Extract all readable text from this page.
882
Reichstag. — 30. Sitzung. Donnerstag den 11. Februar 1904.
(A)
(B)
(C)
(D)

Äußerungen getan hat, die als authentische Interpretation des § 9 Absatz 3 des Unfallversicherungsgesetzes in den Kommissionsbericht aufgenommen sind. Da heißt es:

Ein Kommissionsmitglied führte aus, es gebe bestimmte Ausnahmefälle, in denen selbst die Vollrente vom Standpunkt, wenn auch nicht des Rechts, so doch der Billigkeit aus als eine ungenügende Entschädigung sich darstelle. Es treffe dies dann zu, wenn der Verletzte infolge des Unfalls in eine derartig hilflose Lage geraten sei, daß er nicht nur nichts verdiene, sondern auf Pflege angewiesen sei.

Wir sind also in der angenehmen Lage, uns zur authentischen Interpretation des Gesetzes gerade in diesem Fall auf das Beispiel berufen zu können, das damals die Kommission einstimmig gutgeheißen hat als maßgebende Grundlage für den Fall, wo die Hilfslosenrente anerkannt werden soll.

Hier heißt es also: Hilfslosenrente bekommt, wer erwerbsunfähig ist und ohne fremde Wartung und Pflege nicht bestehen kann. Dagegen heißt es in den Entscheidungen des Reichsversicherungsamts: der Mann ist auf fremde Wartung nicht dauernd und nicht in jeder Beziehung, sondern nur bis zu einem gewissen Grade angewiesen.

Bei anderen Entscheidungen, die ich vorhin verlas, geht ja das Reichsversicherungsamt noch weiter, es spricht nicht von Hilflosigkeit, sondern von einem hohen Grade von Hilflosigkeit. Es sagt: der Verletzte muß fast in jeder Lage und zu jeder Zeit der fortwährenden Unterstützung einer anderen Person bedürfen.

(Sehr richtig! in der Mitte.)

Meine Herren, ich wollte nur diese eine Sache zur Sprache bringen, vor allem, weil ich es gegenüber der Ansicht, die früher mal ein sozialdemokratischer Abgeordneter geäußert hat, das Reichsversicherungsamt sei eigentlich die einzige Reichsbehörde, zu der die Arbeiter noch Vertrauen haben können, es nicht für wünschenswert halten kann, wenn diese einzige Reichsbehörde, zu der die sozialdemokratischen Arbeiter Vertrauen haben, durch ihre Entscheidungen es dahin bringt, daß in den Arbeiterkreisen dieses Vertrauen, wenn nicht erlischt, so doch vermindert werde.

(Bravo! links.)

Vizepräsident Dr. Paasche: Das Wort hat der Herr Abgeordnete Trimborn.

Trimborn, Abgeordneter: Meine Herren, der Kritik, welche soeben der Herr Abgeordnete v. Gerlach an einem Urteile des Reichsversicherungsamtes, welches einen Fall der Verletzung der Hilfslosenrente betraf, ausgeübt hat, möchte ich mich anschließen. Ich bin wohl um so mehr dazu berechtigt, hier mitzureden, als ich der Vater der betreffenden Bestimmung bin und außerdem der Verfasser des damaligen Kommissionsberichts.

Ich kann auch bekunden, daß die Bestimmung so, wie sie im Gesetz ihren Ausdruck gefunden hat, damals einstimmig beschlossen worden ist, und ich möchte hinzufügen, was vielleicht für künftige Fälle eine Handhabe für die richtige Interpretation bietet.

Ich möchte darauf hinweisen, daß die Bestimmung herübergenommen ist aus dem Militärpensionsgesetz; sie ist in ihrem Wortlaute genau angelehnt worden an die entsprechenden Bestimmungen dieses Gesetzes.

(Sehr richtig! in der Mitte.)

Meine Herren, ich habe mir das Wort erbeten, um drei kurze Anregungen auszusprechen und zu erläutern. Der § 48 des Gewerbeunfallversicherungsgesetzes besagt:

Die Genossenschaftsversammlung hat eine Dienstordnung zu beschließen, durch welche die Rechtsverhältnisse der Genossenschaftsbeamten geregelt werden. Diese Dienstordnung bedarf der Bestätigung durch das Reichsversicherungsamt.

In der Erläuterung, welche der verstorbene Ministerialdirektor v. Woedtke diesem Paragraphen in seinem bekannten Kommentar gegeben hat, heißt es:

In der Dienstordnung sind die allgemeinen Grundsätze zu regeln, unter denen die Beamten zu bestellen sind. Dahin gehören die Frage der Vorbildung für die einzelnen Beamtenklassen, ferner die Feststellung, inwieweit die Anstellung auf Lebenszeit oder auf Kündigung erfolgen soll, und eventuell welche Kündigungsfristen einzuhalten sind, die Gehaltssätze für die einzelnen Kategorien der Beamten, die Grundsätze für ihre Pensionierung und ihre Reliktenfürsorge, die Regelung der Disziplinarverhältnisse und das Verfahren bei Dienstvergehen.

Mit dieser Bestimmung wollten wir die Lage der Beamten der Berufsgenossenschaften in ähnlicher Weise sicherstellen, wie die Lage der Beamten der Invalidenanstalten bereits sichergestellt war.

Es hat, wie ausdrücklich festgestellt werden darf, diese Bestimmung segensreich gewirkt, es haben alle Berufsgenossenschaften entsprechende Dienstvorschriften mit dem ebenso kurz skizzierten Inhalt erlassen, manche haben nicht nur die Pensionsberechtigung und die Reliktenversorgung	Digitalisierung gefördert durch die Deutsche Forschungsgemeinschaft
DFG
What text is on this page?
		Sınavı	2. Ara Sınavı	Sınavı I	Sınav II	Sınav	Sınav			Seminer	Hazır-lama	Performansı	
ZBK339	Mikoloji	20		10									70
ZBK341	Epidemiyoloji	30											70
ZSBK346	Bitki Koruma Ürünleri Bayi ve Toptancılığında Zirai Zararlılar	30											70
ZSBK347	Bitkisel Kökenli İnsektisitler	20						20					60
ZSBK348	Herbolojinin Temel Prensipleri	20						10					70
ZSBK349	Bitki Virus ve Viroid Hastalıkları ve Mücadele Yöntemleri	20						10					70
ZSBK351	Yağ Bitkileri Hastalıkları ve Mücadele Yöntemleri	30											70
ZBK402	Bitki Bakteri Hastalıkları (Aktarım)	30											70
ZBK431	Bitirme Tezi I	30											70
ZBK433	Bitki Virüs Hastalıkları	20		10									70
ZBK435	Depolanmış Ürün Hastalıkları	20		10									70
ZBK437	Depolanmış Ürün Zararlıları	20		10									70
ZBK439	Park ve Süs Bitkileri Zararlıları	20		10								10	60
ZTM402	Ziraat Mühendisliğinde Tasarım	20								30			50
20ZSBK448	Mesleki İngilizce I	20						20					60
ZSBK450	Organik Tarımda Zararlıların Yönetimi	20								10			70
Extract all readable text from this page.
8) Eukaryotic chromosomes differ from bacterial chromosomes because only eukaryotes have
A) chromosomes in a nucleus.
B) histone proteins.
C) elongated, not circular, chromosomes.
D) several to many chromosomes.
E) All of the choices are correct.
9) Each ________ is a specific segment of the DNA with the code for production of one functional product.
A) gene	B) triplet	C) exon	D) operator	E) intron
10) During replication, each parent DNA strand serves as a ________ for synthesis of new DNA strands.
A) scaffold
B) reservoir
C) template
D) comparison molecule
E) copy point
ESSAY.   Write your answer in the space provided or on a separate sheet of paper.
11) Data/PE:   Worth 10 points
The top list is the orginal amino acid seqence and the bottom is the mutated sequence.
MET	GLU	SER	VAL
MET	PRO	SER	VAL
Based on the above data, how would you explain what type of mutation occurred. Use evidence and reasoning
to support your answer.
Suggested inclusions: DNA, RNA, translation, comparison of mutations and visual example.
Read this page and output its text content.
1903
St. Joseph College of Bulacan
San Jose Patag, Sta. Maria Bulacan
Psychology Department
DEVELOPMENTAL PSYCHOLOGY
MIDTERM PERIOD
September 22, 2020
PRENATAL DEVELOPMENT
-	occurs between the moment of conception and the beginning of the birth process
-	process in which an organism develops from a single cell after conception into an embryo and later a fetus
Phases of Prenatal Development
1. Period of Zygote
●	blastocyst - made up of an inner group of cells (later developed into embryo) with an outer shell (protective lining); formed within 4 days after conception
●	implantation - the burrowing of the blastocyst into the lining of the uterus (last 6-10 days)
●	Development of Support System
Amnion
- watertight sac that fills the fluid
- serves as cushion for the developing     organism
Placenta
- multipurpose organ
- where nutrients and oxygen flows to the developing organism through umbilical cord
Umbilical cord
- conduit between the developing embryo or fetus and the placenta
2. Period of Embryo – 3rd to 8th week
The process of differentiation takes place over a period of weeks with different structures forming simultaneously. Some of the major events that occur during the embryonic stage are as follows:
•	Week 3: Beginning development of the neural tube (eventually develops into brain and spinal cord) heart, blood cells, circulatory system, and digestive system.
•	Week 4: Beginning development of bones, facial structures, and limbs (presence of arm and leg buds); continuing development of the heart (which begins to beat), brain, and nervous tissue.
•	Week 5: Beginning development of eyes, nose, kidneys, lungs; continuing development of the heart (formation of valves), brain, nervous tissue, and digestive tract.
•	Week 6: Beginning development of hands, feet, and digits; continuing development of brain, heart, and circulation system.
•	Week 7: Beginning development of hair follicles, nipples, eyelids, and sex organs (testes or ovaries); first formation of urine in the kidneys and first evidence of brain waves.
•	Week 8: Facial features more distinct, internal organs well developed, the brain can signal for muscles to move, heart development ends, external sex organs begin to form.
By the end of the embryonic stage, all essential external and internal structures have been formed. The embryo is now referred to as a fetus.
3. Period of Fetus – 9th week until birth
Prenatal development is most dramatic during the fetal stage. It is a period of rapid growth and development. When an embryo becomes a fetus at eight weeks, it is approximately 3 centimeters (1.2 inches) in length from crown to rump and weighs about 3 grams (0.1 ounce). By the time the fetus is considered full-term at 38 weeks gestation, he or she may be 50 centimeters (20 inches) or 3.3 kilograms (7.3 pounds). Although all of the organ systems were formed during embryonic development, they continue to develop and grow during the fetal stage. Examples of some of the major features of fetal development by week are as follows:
··········
*Assignment*.
Search the preceding listing for "develops", then copy every line that holds it.

*Task output*.
-	process in which an organism develops from a single cell after conception into an embryo and later a fetus
•	Week 3: Beginning development of the neural tube (eventually develops into brain and spinal cord) heart, blood cells, circulatory system, and digestive system.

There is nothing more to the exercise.